* [SET PROBLEM]
Reproduce every entry exactly, without alteration.
-- start of EXCERPTED DATA --
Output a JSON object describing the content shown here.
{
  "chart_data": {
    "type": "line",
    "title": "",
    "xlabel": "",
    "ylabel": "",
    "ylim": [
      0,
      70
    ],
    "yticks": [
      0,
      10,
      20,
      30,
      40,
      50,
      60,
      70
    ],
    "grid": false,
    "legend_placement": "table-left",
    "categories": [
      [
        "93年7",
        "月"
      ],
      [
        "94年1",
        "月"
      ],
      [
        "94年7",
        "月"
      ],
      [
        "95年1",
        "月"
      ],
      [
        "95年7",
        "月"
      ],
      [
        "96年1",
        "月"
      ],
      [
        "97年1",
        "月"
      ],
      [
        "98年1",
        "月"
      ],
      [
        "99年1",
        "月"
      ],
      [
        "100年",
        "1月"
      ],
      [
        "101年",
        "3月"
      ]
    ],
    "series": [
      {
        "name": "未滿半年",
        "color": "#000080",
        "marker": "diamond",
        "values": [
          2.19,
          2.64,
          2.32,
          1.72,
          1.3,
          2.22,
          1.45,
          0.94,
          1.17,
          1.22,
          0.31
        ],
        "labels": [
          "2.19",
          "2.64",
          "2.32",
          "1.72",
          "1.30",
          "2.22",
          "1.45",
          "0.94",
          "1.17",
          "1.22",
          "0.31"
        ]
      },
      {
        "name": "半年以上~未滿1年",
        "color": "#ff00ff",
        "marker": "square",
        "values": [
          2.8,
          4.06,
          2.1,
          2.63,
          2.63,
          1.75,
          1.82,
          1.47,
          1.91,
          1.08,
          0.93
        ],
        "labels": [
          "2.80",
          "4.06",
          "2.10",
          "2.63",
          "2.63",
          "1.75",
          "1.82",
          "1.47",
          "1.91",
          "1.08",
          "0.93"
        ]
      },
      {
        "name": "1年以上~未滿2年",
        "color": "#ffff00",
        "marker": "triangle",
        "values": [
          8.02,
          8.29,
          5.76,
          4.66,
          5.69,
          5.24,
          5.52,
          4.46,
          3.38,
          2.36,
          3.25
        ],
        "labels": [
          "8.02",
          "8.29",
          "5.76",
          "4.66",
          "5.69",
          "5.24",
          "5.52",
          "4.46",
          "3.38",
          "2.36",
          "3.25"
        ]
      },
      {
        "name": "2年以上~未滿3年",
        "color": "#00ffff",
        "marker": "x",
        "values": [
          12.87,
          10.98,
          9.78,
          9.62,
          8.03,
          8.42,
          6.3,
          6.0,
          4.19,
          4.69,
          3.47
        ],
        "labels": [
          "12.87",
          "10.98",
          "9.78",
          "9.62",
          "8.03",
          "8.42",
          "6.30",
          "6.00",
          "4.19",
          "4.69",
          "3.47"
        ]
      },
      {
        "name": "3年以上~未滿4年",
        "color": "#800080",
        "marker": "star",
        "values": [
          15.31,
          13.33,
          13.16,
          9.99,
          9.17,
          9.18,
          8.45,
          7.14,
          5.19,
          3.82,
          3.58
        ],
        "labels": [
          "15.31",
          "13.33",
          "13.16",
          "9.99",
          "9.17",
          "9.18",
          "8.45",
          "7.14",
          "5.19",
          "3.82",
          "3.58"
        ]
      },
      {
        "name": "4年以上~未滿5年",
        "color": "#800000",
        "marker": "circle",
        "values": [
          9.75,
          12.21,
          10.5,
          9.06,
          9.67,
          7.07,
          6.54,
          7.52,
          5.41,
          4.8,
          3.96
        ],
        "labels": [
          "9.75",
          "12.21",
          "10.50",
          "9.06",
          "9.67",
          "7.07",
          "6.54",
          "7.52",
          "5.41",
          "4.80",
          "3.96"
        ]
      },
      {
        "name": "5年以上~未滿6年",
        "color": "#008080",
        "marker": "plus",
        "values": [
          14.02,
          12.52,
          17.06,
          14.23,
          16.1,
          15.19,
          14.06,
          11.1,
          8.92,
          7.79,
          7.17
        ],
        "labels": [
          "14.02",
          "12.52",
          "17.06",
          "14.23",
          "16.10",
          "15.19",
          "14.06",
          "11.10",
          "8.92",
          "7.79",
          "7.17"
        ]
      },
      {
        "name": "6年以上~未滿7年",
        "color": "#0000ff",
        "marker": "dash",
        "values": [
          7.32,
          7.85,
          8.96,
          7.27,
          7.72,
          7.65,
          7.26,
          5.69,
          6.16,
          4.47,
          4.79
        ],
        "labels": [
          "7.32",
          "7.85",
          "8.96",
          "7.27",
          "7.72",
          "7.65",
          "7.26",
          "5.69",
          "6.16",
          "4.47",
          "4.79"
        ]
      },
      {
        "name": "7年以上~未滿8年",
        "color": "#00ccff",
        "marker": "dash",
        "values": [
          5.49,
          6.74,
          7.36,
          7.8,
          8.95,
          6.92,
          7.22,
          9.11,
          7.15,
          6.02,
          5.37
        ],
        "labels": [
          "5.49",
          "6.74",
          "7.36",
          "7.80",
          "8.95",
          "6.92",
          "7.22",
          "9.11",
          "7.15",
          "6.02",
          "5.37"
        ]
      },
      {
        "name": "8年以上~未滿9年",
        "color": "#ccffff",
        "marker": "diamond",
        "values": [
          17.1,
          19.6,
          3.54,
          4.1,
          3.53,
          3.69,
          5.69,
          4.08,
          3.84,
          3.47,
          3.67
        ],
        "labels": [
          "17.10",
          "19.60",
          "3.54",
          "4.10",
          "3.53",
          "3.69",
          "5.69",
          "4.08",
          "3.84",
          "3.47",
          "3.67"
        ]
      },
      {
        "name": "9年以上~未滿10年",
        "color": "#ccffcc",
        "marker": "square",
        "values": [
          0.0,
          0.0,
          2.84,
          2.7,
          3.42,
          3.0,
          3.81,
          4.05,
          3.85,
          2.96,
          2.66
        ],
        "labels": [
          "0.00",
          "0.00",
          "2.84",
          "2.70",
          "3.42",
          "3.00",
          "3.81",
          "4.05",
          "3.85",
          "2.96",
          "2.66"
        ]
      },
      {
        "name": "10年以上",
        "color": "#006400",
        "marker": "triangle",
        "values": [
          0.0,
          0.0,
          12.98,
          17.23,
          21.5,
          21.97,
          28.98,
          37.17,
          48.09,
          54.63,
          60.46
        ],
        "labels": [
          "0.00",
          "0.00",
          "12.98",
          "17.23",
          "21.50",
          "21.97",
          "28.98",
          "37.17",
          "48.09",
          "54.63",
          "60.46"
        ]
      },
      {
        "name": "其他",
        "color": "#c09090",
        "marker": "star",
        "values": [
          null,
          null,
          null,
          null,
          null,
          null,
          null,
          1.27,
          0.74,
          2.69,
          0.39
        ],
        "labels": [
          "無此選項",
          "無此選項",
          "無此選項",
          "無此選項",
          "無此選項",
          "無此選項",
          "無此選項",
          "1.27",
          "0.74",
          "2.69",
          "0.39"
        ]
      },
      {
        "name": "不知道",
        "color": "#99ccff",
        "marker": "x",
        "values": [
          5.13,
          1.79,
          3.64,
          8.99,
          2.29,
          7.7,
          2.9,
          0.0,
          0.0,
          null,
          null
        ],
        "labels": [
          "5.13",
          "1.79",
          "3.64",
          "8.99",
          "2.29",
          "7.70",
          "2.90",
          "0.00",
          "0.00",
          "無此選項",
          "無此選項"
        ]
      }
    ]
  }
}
-- end of EXCERPTED DATA --
* [FINISHED EXERCISE]
Output a JSON object describing the content shown here.
{
  "chart_data": {
    "type": "line",
    "title": "",
    "xlabel": "",
    "ylabel": "",
    "ylim": [
      0,
      70
    ],
    "yticks": [
      0,
      10,
      20,
      30,
      40,
      50,
      60,
      70
    ],
    "grid": false,
    "legend_placement": "table-left",
    "categories": [
      [
        "93年7",
        "月"
      ],
      [
        "94年1",
        "月"
      ],
      [
        "94年7",
        "月"
      ],
      [
        "95年1",
        "月"
      ],
      [
        "95年7",
        "月"
      ],
      [
        "96年1",
        "月"
      ],
      [
        "97年1",
        "月"
      ],
      [
        "98年1",
        "月"
      ],
      [
        "99年1",
        "月"
      ],
      [
        "100年",
        "1月"
      ],
      [
        "101年",
        "3月"
      ]
    ],
    "series": [
      {
        "name": "未滿半年",
        "color": "#000080",
        "marker": "diamond",
        "values": [
          2.19,
          2.64,
          2.32,
          1.72,
          1.3,
          2.22,
          1.45,
          0.94,
          1.17,
          1.22,
          0.31
        ],
        "labels": [
          "2.19",
          "2.64",
          "2.32",
          "1.72",
          "1.30",
          "2.22",
          "1.45",
          "0.94",
          "1.17",
          "1.22",
          "0.31"
        ]
      },
      {
        "name": "半年以上~未滿1年",
        "color": "#ff00ff",
        "marker": "square",
        "values": [
          2.8,
          4.06,
          2.1,
          2.63,
          2.63,
          1.75,
          1.82,
          1.47,
          1.91,
          1.08,
          0.93
        ],
        "labels": [
          "2.80",
          "4.06",
          "2.10",
          "2.63",
          "2.63",
          "1.75",
          "1.82",
          "1.47",
          "1.91",
          "1.08",
          "0.93"
        ]
      },
      {
        "name": "1年以上~未滿2年",
        "color": "#ffff00",
        "marker": "triangle",
        "values": [
          8.02,
          8.29,
          5.76,
          4.66,
          5.69,
          5.24,
          5.52,
          4.46,
          3.38,
          2.36,
          3.25
        ],
        "labels": [
          "8.02",
          "8.29",
          "5.76",
          "4.66",
          "5.69",
          "5.24",
          "5.52",
          "4.46",
          "3.38",
          "2.36",
          "3.25"
        ]
      },
      {
        "name": "2年以上~未滿3年",
        "color": "#00ffff",
        "marker": "x",
        "values": [
          12.87,
          10.98,
          9.78,
          9.62,
          8.03,
          8.42,
          6.3,
          6.0,
          4.19,
          4.69,
          3.47
        ],
        "labels": [
          "12.87",
          "10.98",
          "9.78",
          "9.62",
          "8.03",
          "8.42",
          "6.30",
          "6.00",
          "4.19",
          "4.69",
          "3.47"
        ]
      },
      {
        "name": "3年以上~未滿4年",
        "color": "#800080",
        "marker": "star",
        "values": [
          15.31,
          13.33,
          13.16,
          9.99,
          9.17,
          9.18,
          8.45,
          7.14,
          5.19,
          3.82,
          3.58
        ],
        "labels": [
          "15.31",
          "13.33",
          "13.16",
          "9.99",
          "9.17",
          "9.18",
          "8.45",
          "7.14",
          "5.19",
          "3.82",
          "3.58"
        ]
      },
      {
        "name": "4年以上~未滿5年",
        "color": "#800000",
        "marker": "circle",
        "values": [
          9.75,
          12.21,
          10.5,
          9.06,
          9.67,
          7.07,
          6.54,
          7.52,
          5.41,
          4.8,
          3.96
        ],
        "labels": [
          "9.75",
          "12.21",
          "10.50",
          "9.06",
          "9.67",
          "7.07",
          "6.54",
          "7.52",
          "5.41",
          "4.80",
          "3.96"
        ]
      },
      {
        "name": "5年以上~未滿6年",
        "color": "#008080",
        "marker": "plus",
        "values": [
          14.02,
          12.52,
          17.06,
          14.23,
          16.1,
          15.19,
          14.06,
          11.1,
          8.92,
          7.79,
          7.17
        ],
        "labels": [
          "14.02",
          "12.52",
          "17.06",
          "14.23",
          "16.10",
          "15.19",
          "14.06",
          "11.10",
          "8.92",
          "7.79",
          "7.17"
        ]
      },
      {
        "name": "6年以上~未滿7年",
        "color": "#0000ff",
        "marker": "dash",
        "values": [
          7.32,
          7.85,
          8.96,
          7.27,
          7.72,
          7.65,
          7.26,
          5.69,
          6.16,
          4.47,
          4.79
        ],
        "labels": [
          "7.32",
          "7.85",
          "8.96",
          "7.27",
          "7.72",
          "7.65",
          "7.26",
          "5.69",
          "6.16",
          "4.47",
          "4.79"
        ]
      },
      {
        "name": "7年以上~未滿8年",
        "color": "#00ccff",
        "marker": "dash",
        "values": [
          5.49,
          6.74,
          7.36,
          7.8,
          8.95,
          6.92,
          7.22,
          9.11,
          7.15,
          6.02,
          5.37
        ],
        "labels": [
          "5.49",
          "6.74",
          "7.36",
          "7.80",
          "8.95",
          "6.92",
          "7.22",
          "9.11",
          "7.15",
          "6.02",
          "5.37"
        ]
      },
      {
        "name": "8年以上~未滿9年",
        "color": "#ccffff",
        "marker": "diamond",
        "values": [
          17.1,
          19.6,
          3.54,
          4.1,
          3.53,
          3.69,
          5.69,
          4.08,
          3.84,
          3.47,
          3.67
        ],
        "labels": [
          "17.10",
          "19.60",
          "3.54",
          "4.10",
          "3.53",
          "3.69",
          "5.69",
          "4.08",
          "3.84",
          "3.47",
          "3.67"
        ]
      },
      {
        "name": "9年以上~未滿10年",
        "color": "#ccffcc",
        "marker": "square",
        "values": [
          0.0,
          0.0,
          2.84,
          2.7,
          3.42,
          3.0,
          3.81,
          4.05,
          3.85,
          2.96,
          2.66
        ],
        "labels": [
          "0.00",
          "0.00",
          "2.84",
          "2.70",
          "3.42",
          "3.00",
          "3.81",
          "4.05",
          "3.85",
          "2.96",
          "2.66"
        ]
      },
      {
        "name": "10年以上",
        "color": "#006400",
        "marker": "triangle",
        "values": [
          0.0,
          0.0,
          12.98,
          17.23,
          21.5,
          21.97,
          28.98,
          37.17,
          48.09,
          54.63,
          60.46
        ],
        "labels": [
          "0.00",
          "0.00",
          "12.98",
          "17.23",
          "21.50",
          "21.97",
          "28.98",
          "37.17",
          "48.09",
          "54.63",
          "60.46"
        ]
      },
      {
        "name": "其他",
        "color": "#c09090",
        "marker": "star",
        "values": [
          null,
          null,
          null,
          null,
          null,
          null,
          null,
          1.27,
          0.74,
          2.69,
          0.39
        ],
        "labels": [
          "無此選項",
          "無此選項",
          "無此選項",
          "無此選項",
          "無此選項",
          "無此選項",
          "無此選項",
          "1.27",
          "0.74",
          "2.69",
          "0.39"
        ]
      },
      {
        "name": "不知道",
        "color": "#99ccff",
        "marker": "x",
        "values": [
          5.13,
          1.79,
          3.64,
          8.99,
          2.29,
          7.7,
          2.9,
          0.0,
          0.0,
          null,
          null
        ],
        "labels": [
          "5.13",
          "1.79",
          "3.64",
          "8.99",
          "2.29",
          "7.70",
          "2.90",
          "0.00",
          "0.00",
          "無此選項",
          "無此選項"
        ]
      }
    ]
  }
}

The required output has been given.